— START —

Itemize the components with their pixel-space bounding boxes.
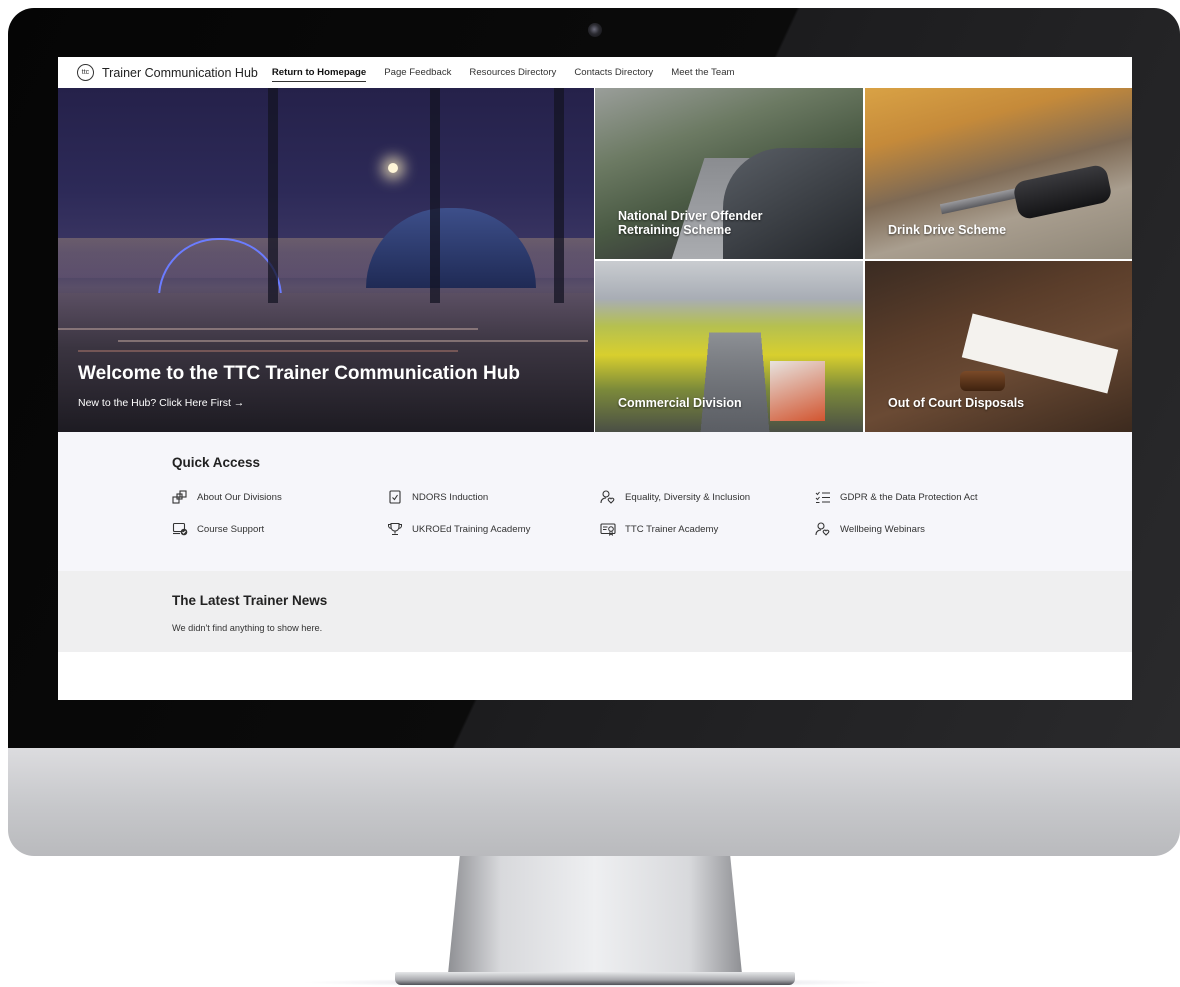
quick-link-label: GDPR & the Data Protection Act bbox=[840, 491, 978, 503]
tile-drink-drive[interactable]: Drink Drive Scheme bbox=[865, 88, 1132, 259]
tile-ndors-label: National Driver Offender Retraining Sche… bbox=[618, 209, 763, 237]
quick-link-wellbeing-webinars[interactable]: Wellbeing Webinars bbox=[815, 522, 925, 536]
quick-link-label: About Our Divisions bbox=[197, 491, 282, 503]
hero-cta-link[interactable]: New to the Hub? Click Here First → bbox=[78, 397, 244, 409]
hero-banner[interactable]: Welcome to the TTC Trainer Communication… bbox=[58, 88, 594, 432]
news-empty-message: We didn't find anything to show here. bbox=[172, 623, 323, 633]
tile-drink-drive-label: Drink Drive Scheme bbox=[888, 223, 1007, 237]
tile-commercial-division[interactable]: Commercial Division bbox=[595, 261, 863, 432]
latest-news-title: The Latest Trainer News bbox=[172, 593, 328, 608]
person-heart-icon bbox=[815, 522, 831, 536]
browser-screen: ttc Trainer Communication Hub Return to … bbox=[58, 57, 1132, 700]
top-navigation: ttc Trainer Communication Hub Return to … bbox=[58, 57, 1132, 88]
quick-link-course-support[interactable]: Course Support bbox=[172, 522, 264, 536]
hero-street-lamp bbox=[388, 163, 398, 173]
trophy-icon bbox=[387, 522, 403, 536]
hero-title: Welcome to the TTC Trainer Communication… bbox=[78, 363, 520, 384]
quick-link-label: TTC Trainer Academy bbox=[625, 523, 719, 535]
site-title[interactable]: Trainer Communication Hub bbox=[102, 66, 258, 80]
hero-pillar bbox=[554, 88, 564, 303]
quick-link-ukroed-academy[interactable]: UKROEd Training Academy bbox=[387, 522, 530, 536]
quick-link-label: Equality, Diversity & Inclusion bbox=[625, 491, 751, 503]
camera-icon bbox=[588, 23, 602, 37]
tile-car-image bbox=[723, 148, 863, 259]
hero-pillar bbox=[268, 88, 278, 303]
hero-light-streak bbox=[58, 328, 478, 330]
tile-out-of-court-label: Out of Court Disposals bbox=[888, 396, 1025, 410]
nav-resources-directory[interactable]: Resources Directory bbox=[469, 64, 556, 82]
clipboard-check-icon bbox=[387, 490, 403, 504]
quick-link-gdpr[interactable]: GDPR & the Data Protection Act bbox=[815, 490, 978, 504]
hero-light-streak bbox=[118, 340, 588, 342]
quick-access-section: Quick Access About Our Divisions NDORS I… bbox=[58, 432, 1132, 571]
tile-motorway-image bbox=[699, 332, 771, 432]
nav-links: Return to Homepage Page Feedback Resourc… bbox=[271, 64, 753, 82]
certificate-icon bbox=[600, 522, 616, 536]
quick-link-ndors-induction[interactable]: NDORS Induction bbox=[387, 490, 488, 504]
monitor-stand bbox=[448, 856, 742, 974]
hero-pillar bbox=[430, 88, 440, 303]
tile-ndors[interactable]: National Driver Offender Retraining Sche… bbox=[595, 88, 863, 259]
person-heart-icon bbox=[600, 490, 616, 504]
laptop-check-icon bbox=[172, 522, 188, 536]
tile-out-of-court[interactable]: Out of Court Disposals bbox=[865, 261, 1132, 432]
quick-link-label: NDORS Induction bbox=[412, 491, 489, 503]
nav-return-to-homepage[interactable]: Return to Homepage bbox=[271, 64, 367, 82]
tile-gavel-image bbox=[960, 371, 1005, 391]
quick-link-label: UKROEd Training Academy bbox=[412, 523, 531, 535]
tile-truck-image bbox=[770, 361, 825, 421]
quick-link-about-divisions[interactable]: About Our Divisions bbox=[172, 490, 282, 504]
hero-dome-building bbox=[366, 208, 536, 288]
quick-access-title: Quick Access bbox=[172, 455, 261, 470]
monitor-chin bbox=[8, 748, 1180, 856]
tile-commercial-division-label: Commercial Division bbox=[618, 396, 742, 410]
nav-page-feedback[interactable]: Page Feedback bbox=[384, 64, 451, 82]
quick-link-edi[interactable]: Equality, Diversity & Inclusion bbox=[600, 490, 750, 504]
hero-light-streak bbox=[78, 350, 458, 352]
tile-key-blade-image bbox=[939, 187, 1021, 215]
latest-news-section: The Latest Trainer News We didn't find a… bbox=[58, 571, 1132, 652]
quick-link-ttc-academy[interactable]: TTC Trainer Academy bbox=[600, 522, 718, 536]
tile-car-key-image bbox=[1012, 163, 1113, 221]
org-chart-icon bbox=[172, 490, 188, 504]
nav-contacts-directory[interactable]: Contacts Directory bbox=[574, 64, 653, 82]
nav-meet-the-team[interactable]: Meet the Team bbox=[671, 64, 734, 82]
checklist-icon bbox=[815, 490, 831, 504]
quick-link-label: Course Support bbox=[197, 523, 265, 535]
quick-link-label: Wellbeing Webinars bbox=[840, 523, 925, 535]
ttc-logo-icon[interactable]: ttc bbox=[77, 64, 94, 81]
monitor-foot bbox=[395, 972, 795, 985]
logo-text: ttc bbox=[81, 69, 90, 76]
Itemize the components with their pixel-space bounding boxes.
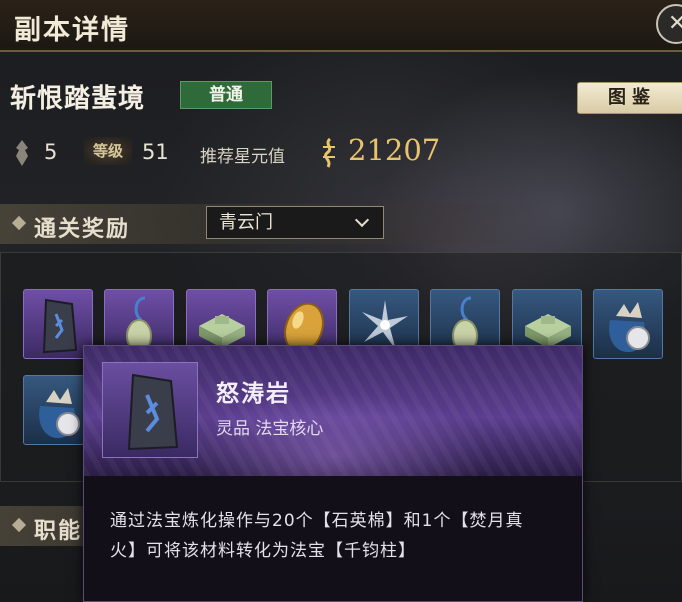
rune-stone-icon [127,373,179,451]
players-icon [16,140,28,166]
player-count: 5 [44,140,58,164]
tooltip-item-icon [102,362,198,458]
tooltip-item-description: 通过法宝炼化操作与20个【石英棉】和1个【焚月真火】可将该材料转化为法宝【千钧柱… [110,511,524,561]
item-tooltip: 怒涛岩 灵品 法宝核心 通过法宝炼化操作与20个【石英棉】和1个【焚月真火】可将… [83,345,583,602]
window-title: 副本详情 [14,15,130,46]
difficulty-badge: 普通 [180,81,272,109]
level-value: 51 [142,140,169,164]
rewards-section-label: 通关奖励 [34,216,131,242]
tooltip-header: 怒涛岩 灵品 法宝核心 [84,346,582,476]
tooltip-item-type: 灵品 法宝核心 [216,419,324,439]
diamond-bullet-icon [11,215,27,231]
recommended-power-value: 21207 [348,133,441,167]
diamond-bullet-icon [11,517,27,533]
jobs-section-label: 职能 [34,518,83,544]
sect-dropdown[interactable]: 青云门 [206,206,384,239]
sect-dropdown-value: 青云门 [219,212,273,233]
star-power-icon [323,138,335,168]
reward-item-coin-pouch[interactable] [593,289,663,359]
tooltip-item-name: 怒涛岩 [216,380,291,407]
chevron-down-icon [354,212,370,228]
codex-button[interactable]: 图鉴 [577,82,682,114]
close-icon: ✕ [668,11,682,36]
coin-pouch-icon [609,302,650,352]
title-bar: 副本详情 [0,0,682,52]
dungeon-name: 斩恨踏蜚境 [10,84,146,114]
level-badge: 等级 [84,137,132,165]
recommended-power-label: 推荐星元值 [200,147,285,167]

— END —

* _Given exercise_
Reproduce all of the rows above word for word, leaving out the pictures.

* _Response below_
Itemize the components with their pixel-space bounding boxes.
quick-link-label: GDPR & the Data Protection Act bbox=[840, 491, 978, 503]
tile-drink-drive[interactable]: Drink Drive Scheme bbox=[865, 88, 1132, 259]
tile-ndors-label: National Driver Offender Retraining Sche… bbox=[618, 209, 763, 237]
quick-link-wellbeing-webinars[interactable]: Wellbeing Webinars bbox=[815, 522, 925, 536]
quick-link-label: About Our Divisions bbox=[197, 491, 282, 503]
hero-cta-link[interactable]: New to the Hub? Click Here First → bbox=[78, 397, 244, 409]
hero-banner[interactable]: Welcome to the TTC Trainer Communication… bbox=[58, 88, 594, 432]
news-empty-message: We didn't find anything to show here. bbox=[172, 623, 323, 633]
tile-drink-drive-label: Drink Drive Scheme bbox=[888, 223, 1007, 237]
tile-commercial-division[interactable]: Commercial Division bbox=[595, 261, 863, 432]
latest-news-title: The Latest Trainer News bbox=[172, 593, 328, 608]
person-heart-icon bbox=[815, 522, 831, 536]
browser-screen: ttc Trainer Communication Hub Return to … bbox=[58, 57, 1132, 700]
top-navigation: ttc Trainer Communication Hub Return to … bbox=[58, 57, 1132, 88]
quick-link-course-support[interactable]: Course Support bbox=[172, 522, 264, 536]
hero-street-lamp bbox=[388, 163, 398, 173]
trophy-icon bbox=[387, 522, 403, 536]
hero-title: Welcome to the TTC Trainer Communication… bbox=[78, 363, 520, 384]
quick-link-label: TTC Trainer Academy bbox=[625, 523, 719, 535]
site-title[interactable]: Trainer Communication Hub bbox=[102, 66, 258, 80]
hero-pillar bbox=[554, 88, 564, 303]
quick-link-ukroed-academy[interactable]: UKROEd Training Academy bbox=[387, 522, 530, 536]
quick-link-label: Equality, Diversity & Inclusion bbox=[625, 491, 751, 503]
camera-icon bbox=[588, 23, 602, 37]
tile-car-image bbox=[723, 148, 863, 259]
hero-pillar bbox=[268, 88, 278, 303]
hero-light-streak bbox=[58, 328, 478, 330]
tile-out-of-court-label: Out of Court Disposals bbox=[888, 396, 1025, 410]
nav-resources-directory[interactable]: Resources Directory bbox=[469, 64, 556, 82]
clipboard-check-icon bbox=[387, 490, 403, 504]
quick-link-gdpr[interactable]: GDPR & the Data Protection Act bbox=[815, 490, 978, 504]
hero-light-streak bbox=[118, 340, 588, 342]
quick-access-section: Quick Access About Our Divisions NDORS I… bbox=[58, 432, 1132, 571]
tile-motorway-image bbox=[699, 332, 771, 432]
nav-links: Return to Homepage Page Feedback Resourc… bbox=[271, 64, 753, 82]
certificate-icon bbox=[600, 522, 616, 536]
quick-link-ndors-induction[interactable]: NDORS Induction bbox=[387, 490, 488, 504]
monitor-stand bbox=[448, 856, 742, 974]
hero-pillar bbox=[430, 88, 440, 303]
tile-ndors[interactable]: National Driver Offender Retraining Sche… bbox=[595, 88, 863, 259]
person-heart-icon bbox=[600, 490, 616, 504]
laptop-check-icon bbox=[172, 522, 188, 536]
tile-out-of-court[interactable]: Out of Court Disposals bbox=[865, 261, 1132, 432]
quick-link-label: NDORS Induction bbox=[412, 491, 489, 503]
nav-return-to-homepage[interactable]: Return to Homepage bbox=[271, 64, 367, 82]
tile-gavel-image bbox=[960, 371, 1005, 391]
quick-link-label: UKROEd Training Academy bbox=[412, 523, 531, 535]
tile-truck-image bbox=[770, 361, 825, 421]
quick-link-about-divisions[interactable]: About Our Divisions bbox=[172, 490, 282, 504]
hero-dome-building bbox=[366, 208, 536, 288]
quick-access-title: Quick Access bbox=[172, 455, 261, 470]
monitor-chin bbox=[8, 748, 1180, 856]
tile-commercial-division-label: Commercial Division bbox=[618, 396, 742, 410]
nav-page-feedback[interactable]: Page Feedback bbox=[384, 64, 451, 82]
quick-link-edi[interactable]: Equality, Diversity & Inclusion bbox=[600, 490, 750, 504]
hero-light-streak bbox=[78, 350, 458, 352]
tile-key-blade-image bbox=[939, 187, 1021, 215]
latest-news-section: The Latest Trainer News We didn't find a… bbox=[58, 571, 1132, 652]
quick-link-ttc-academy[interactable]: TTC Trainer Academy bbox=[600, 522, 718, 536]
tile-car-key-image bbox=[1012, 163, 1113, 221]
org-chart-icon bbox=[172, 490, 188, 504]
nav-contacts-directory[interactable]: Contacts Directory bbox=[574, 64, 653, 82]
nav-meet-the-team[interactable]: Meet the Team bbox=[671, 64, 734, 82]
checklist-icon bbox=[815, 490, 831, 504]
quick-link-label: Course Support bbox=[197, 523, 265, 535]
quick-link-label: Wellbeing Webinars bbox=[840, 523, 925, 535]
ttc-logo-icon[interactable]: ttc bbox=[77, 64, 94, 81]
monitor-foot bbox=[395, 972, 795, 985]
logo-text: ttc bbox=[81, 69, 90, 76]
Itemize the components with their pixel-space bounding boxes.
rune-stone-icon [127,373,179,451]
players-icon [16,140,28,166]
player-count: 5 [44,140,58,164]
tooltip-item-icon [102,362,198,458]
tooltip-item-description: 通过法宝炼化操作与20个【石英棉】和1个【焚月真火】可将该材料转化为法宝【千钧柱… [110,511,524,561]
item-tooltip: 怒涛岩 灵品 法宝核心 通过法宝炼化操作与20个【石英棉】和1个【焚月真火】可将… [83,345,583,602]
window-title: 副本详情 [14,15,130,46]
difficulty-badge: 普通 [180,81,272,109]
level-value: 51 [142,140,169,164]
rewards-section-label: 通关奖励 [34,216,131,242]
tooltip-header: 怒涛岩 灵品 法宝核心 [84,346,582,476]
tooltip-item-type: 灵品 法宝核心 [216,419,324,439]
diamond-bullet-icon [11,215,27,231]
recommended-power-value: 21207 [348,133,441,167]
diamond-bullet-icon [11,517,27,533]
jobs-section-label: 职能 [34,518,83,544]
sect-dropdown[interactable]: 青云门 [206,206,384,239]
sect-dropdown-value: 青云门 [219,212,273,233]
star-power-icon [323,138,335,168]
reward-item-coin-pouch[interactable] [593,289,663,359]
tooltip-item-name: 怒涛岩 [216,380,291,407]
chevron-down-icon [354,212,370,228]
codex-button[interactable]: 图鉴 [577,82,682,114]
close-icon: ✕ [668,11,682,36]
coin-pouch-icon [609,302,650,352]
title-bar: 副本详情 [0,0,682,52]
dungeon-name: 斩恨踏蜚境 [10,84,146,114]
level-badge: 等级 [84,137,132,165]
recommended-power-label: 推荐星元值 [200,147,285,167]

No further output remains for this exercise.